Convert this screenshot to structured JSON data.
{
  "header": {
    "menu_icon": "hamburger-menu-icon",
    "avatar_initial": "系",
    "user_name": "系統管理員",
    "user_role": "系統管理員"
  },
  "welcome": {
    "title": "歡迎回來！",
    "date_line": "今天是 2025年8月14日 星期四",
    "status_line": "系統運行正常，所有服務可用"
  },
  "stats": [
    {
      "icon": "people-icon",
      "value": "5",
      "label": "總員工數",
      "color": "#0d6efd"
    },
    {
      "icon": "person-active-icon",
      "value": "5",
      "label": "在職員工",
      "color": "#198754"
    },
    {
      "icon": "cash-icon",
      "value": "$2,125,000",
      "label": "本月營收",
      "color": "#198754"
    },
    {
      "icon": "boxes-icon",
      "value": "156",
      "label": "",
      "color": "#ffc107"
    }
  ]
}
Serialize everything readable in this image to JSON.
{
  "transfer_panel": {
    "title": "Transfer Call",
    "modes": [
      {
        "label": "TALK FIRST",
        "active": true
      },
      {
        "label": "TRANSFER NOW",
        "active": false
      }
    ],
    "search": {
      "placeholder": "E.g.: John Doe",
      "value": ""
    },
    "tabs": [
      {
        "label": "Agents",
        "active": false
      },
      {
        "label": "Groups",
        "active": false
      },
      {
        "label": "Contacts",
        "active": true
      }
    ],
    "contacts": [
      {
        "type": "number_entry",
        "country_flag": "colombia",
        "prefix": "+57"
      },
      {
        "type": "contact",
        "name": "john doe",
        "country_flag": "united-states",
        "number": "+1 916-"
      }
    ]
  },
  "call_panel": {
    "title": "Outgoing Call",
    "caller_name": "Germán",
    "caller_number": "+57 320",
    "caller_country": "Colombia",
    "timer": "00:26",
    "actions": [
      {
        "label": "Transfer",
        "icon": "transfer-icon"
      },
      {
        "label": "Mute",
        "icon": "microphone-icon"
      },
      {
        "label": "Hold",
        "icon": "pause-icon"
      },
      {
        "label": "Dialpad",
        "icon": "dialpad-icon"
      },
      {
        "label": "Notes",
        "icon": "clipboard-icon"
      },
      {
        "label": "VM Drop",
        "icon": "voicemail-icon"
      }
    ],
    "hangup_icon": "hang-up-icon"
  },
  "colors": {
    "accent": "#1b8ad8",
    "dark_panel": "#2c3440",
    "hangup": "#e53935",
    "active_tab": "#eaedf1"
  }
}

...

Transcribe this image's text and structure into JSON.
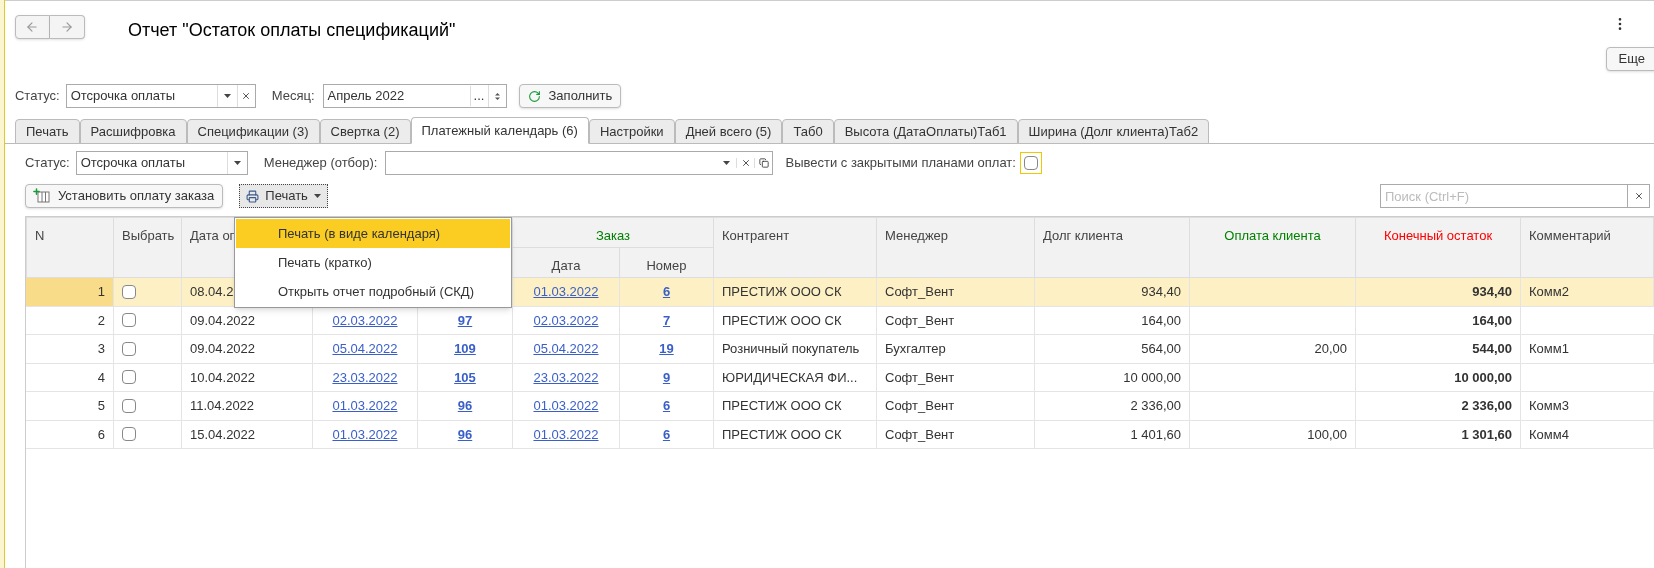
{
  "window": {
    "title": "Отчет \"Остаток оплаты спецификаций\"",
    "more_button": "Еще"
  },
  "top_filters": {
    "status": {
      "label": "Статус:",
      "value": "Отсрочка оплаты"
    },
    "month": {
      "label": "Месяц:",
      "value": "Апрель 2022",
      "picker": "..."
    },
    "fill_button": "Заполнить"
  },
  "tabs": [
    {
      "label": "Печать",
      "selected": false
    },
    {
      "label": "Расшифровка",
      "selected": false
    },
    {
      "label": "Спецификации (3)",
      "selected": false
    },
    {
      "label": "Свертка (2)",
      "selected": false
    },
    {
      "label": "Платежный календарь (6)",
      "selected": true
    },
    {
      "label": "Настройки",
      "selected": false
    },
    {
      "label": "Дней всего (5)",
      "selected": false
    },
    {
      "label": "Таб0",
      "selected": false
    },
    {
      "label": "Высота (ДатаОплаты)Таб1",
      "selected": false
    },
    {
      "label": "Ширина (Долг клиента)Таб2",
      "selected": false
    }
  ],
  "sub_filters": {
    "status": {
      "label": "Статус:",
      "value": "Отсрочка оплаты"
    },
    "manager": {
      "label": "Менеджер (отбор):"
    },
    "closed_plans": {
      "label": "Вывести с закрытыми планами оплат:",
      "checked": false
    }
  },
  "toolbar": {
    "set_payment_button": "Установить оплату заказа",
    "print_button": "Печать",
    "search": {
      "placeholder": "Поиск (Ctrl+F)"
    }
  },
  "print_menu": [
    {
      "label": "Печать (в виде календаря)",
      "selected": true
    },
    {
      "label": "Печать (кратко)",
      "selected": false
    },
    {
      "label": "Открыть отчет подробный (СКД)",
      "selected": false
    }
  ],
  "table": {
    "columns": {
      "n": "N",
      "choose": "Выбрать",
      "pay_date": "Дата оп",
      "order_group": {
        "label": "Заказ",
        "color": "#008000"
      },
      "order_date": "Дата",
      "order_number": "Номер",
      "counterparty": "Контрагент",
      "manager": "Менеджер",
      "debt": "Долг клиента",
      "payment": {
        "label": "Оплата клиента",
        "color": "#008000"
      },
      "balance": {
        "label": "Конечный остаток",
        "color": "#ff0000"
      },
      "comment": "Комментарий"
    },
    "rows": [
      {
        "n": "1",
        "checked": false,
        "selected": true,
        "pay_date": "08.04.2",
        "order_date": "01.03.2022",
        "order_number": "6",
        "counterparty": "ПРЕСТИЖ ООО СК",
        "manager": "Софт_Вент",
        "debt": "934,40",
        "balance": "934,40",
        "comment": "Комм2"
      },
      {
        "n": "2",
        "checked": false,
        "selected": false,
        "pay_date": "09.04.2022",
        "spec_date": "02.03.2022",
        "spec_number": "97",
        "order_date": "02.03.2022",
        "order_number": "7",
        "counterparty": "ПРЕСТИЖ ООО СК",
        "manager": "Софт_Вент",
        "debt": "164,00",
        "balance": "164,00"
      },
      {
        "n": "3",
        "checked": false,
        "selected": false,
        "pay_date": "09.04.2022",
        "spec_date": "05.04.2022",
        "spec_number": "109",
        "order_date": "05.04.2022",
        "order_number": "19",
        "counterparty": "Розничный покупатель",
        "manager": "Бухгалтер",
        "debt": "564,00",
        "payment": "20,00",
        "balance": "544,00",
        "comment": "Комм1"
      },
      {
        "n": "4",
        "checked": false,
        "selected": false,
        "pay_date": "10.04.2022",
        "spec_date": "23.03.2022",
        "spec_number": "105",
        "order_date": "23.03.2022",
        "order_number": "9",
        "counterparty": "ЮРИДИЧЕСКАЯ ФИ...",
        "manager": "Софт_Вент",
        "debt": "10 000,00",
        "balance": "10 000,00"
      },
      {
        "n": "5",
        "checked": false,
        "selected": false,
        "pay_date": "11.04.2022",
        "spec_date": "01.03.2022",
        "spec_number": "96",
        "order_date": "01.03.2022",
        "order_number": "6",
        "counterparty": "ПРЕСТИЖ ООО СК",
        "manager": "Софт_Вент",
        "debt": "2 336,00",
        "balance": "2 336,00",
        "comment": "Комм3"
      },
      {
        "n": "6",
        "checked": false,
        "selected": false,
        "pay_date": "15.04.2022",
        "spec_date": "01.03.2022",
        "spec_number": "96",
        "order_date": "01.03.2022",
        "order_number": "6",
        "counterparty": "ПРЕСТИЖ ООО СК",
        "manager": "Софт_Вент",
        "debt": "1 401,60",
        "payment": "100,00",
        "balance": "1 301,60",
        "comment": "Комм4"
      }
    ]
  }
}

REQUIRED TASK -> Find every line that has "icon" in it, then return those lines.

THE ANSWER ->
    "menu_icon": "hamburger-menu-icon",
      "icon": "people-icon",
      "icon": "person-active-icon",
      "icon": "cash-icon",
      "icon": "boxes-icon",
        "icon": "transfer-icon"
        "icon": "microphone-icon"
        "icon": "pause-icon"
        "icon": "dialpad-icon"
        "icon": "clipboard-icon"
        "icon": "voicemail-icon"
    "hangup_icon": "hang-up-icon"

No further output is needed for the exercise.